§ **Rows from a dataset**
-*-

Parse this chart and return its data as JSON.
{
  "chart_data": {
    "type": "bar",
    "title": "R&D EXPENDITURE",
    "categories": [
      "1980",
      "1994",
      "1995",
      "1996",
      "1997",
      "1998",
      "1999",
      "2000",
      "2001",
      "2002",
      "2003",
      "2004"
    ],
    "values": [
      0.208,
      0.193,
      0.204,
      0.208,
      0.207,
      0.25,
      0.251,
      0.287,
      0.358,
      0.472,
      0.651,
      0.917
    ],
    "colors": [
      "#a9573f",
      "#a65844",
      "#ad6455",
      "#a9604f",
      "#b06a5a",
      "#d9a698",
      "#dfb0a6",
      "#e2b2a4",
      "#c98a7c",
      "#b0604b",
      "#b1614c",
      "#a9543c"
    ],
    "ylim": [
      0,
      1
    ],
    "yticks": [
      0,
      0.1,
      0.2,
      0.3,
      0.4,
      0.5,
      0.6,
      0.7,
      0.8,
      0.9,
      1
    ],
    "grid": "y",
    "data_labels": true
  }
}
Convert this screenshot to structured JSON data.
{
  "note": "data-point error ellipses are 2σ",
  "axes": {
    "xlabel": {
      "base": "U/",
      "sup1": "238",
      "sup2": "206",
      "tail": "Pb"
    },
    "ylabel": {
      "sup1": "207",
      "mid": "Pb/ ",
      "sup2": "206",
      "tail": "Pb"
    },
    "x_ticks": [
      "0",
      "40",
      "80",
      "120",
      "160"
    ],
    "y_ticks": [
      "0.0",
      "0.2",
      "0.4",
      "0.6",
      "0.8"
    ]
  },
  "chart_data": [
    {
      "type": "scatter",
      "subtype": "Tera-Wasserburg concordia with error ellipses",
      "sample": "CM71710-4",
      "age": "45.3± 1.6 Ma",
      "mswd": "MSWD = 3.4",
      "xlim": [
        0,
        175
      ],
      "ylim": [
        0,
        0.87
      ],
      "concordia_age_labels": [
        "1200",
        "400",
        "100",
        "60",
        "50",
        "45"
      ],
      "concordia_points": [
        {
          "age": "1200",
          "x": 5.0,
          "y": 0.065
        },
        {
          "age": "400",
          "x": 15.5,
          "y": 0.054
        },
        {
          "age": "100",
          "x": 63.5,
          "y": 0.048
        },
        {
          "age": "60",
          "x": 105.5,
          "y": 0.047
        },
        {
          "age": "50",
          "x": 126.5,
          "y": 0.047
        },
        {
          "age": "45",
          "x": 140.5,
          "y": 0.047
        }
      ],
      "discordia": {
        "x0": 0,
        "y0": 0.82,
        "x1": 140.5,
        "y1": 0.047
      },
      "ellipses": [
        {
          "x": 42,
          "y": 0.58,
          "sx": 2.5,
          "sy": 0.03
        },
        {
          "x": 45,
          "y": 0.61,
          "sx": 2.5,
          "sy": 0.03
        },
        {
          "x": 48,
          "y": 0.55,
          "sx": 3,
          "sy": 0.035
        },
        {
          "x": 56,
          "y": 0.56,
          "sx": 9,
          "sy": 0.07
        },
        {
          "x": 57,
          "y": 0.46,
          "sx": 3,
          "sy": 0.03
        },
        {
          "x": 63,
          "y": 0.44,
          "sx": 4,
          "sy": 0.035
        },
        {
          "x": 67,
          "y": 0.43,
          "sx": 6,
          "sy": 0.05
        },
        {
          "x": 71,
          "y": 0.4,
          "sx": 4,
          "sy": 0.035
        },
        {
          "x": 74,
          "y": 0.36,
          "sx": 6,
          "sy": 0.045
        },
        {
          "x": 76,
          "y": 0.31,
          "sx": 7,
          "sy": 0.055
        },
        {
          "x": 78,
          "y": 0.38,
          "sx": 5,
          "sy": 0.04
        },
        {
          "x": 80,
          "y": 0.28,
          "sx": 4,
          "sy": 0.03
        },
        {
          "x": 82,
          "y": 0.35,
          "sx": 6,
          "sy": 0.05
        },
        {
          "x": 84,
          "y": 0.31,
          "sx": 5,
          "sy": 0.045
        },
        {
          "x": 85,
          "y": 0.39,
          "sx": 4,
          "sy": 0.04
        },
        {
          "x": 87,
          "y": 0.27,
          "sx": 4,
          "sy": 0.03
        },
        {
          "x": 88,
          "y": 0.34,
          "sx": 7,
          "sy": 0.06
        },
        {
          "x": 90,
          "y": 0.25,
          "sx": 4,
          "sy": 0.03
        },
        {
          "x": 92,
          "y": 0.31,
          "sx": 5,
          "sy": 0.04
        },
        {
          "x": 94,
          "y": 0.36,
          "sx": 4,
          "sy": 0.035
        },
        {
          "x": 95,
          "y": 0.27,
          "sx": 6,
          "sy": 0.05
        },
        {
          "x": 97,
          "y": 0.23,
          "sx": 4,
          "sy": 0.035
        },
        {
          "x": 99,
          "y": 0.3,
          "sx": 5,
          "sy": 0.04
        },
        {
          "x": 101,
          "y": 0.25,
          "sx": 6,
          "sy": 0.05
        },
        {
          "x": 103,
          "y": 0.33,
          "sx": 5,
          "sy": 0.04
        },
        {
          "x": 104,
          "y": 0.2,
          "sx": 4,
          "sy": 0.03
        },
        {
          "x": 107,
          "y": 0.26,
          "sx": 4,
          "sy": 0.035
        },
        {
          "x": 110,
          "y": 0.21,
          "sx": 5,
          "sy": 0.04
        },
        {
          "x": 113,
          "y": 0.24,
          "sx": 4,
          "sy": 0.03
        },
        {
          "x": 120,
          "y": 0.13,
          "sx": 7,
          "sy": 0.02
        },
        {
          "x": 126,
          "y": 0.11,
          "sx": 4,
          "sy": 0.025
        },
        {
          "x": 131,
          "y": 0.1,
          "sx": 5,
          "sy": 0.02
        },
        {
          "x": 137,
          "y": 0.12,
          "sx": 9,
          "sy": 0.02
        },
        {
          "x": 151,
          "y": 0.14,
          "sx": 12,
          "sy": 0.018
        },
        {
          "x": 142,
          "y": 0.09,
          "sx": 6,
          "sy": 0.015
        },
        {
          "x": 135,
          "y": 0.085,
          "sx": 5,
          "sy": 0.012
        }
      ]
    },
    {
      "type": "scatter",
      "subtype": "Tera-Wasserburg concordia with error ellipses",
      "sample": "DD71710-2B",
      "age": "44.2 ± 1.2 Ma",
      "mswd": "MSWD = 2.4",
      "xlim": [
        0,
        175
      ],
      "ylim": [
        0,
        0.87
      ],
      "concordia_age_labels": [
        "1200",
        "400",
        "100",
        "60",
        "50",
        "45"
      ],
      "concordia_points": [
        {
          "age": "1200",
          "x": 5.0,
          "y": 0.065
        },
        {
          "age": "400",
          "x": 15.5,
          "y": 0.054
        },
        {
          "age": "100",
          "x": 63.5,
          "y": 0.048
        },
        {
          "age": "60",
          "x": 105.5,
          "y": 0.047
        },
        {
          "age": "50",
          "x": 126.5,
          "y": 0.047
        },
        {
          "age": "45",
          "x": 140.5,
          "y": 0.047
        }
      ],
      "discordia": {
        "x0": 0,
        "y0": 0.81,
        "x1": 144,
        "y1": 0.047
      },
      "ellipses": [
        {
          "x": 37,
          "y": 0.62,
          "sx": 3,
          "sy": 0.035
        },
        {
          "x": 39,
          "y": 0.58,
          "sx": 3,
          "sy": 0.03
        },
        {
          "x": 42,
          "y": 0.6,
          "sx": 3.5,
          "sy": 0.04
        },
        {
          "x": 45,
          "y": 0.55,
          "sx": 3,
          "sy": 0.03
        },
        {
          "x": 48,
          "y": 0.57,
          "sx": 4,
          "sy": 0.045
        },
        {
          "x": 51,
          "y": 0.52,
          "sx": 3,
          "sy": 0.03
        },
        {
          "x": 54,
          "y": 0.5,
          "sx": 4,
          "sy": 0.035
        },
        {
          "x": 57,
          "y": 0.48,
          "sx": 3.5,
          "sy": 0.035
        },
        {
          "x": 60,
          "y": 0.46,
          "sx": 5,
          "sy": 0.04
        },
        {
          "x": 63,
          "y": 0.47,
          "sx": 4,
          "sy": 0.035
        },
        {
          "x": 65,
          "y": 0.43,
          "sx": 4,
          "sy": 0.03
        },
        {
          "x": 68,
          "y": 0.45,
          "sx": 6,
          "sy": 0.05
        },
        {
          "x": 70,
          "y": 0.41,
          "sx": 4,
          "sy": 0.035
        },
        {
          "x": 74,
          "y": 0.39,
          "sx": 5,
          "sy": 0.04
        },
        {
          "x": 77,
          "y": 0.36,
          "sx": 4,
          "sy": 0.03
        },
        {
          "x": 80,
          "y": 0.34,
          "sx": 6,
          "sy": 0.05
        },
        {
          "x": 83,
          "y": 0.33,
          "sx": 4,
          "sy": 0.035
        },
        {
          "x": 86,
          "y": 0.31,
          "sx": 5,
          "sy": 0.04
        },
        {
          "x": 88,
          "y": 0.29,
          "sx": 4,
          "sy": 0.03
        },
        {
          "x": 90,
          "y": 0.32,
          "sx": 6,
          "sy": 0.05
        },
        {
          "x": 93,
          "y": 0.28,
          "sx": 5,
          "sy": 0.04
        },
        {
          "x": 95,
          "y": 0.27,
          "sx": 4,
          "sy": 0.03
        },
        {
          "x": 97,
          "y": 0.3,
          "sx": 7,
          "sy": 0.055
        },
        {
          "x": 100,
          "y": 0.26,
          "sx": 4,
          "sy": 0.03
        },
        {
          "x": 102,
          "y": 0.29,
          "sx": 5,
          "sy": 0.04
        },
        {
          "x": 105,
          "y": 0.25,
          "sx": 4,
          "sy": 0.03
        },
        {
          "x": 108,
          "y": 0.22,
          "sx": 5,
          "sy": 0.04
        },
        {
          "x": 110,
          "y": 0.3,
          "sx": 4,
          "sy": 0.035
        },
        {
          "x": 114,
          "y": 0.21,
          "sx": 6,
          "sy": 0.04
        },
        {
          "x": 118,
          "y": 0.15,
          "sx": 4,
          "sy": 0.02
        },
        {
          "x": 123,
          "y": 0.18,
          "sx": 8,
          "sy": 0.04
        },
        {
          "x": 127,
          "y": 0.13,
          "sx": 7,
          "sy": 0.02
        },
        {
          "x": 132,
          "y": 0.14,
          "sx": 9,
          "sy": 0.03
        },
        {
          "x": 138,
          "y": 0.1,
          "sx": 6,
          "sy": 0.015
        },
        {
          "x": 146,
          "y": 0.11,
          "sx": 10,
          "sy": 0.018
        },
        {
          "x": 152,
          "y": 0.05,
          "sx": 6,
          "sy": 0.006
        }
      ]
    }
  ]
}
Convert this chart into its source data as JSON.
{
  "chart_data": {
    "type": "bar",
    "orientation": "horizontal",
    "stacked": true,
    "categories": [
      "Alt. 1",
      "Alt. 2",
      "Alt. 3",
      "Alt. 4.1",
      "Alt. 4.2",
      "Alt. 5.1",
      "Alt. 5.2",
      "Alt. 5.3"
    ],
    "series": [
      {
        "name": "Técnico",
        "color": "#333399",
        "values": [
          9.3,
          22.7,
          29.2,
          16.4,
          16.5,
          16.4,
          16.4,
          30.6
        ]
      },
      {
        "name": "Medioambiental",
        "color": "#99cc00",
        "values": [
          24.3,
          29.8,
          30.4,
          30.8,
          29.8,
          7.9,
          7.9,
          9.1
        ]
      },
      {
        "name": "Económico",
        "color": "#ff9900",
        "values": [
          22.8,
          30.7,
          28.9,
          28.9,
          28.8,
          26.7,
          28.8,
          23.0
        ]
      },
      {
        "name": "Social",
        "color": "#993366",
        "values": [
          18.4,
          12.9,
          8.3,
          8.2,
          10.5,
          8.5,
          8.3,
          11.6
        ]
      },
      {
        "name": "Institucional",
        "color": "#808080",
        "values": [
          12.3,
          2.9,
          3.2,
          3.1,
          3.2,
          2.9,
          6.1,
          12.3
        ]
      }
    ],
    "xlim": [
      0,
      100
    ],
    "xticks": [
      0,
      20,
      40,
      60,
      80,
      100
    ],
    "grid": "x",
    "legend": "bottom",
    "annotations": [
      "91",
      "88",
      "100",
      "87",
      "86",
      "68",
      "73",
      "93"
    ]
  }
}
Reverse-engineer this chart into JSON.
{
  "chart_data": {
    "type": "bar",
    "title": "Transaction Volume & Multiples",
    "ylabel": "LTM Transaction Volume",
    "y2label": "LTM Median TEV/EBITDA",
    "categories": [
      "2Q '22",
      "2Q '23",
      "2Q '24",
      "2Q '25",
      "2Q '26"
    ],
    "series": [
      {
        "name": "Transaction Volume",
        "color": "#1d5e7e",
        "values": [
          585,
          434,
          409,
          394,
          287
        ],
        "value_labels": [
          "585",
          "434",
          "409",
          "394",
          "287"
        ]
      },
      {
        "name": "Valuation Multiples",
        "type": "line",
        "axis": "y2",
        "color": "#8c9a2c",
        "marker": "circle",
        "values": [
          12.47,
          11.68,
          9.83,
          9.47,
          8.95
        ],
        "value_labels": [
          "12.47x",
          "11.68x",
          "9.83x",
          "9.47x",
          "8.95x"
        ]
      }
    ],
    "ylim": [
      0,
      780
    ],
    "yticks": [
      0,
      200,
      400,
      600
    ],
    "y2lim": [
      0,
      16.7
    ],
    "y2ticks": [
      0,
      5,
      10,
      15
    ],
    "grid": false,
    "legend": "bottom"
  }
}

-*-

§ **Given exercise**
Tally the lines in the listing that hold "into" and report the number alone.

§ **The completed task**
2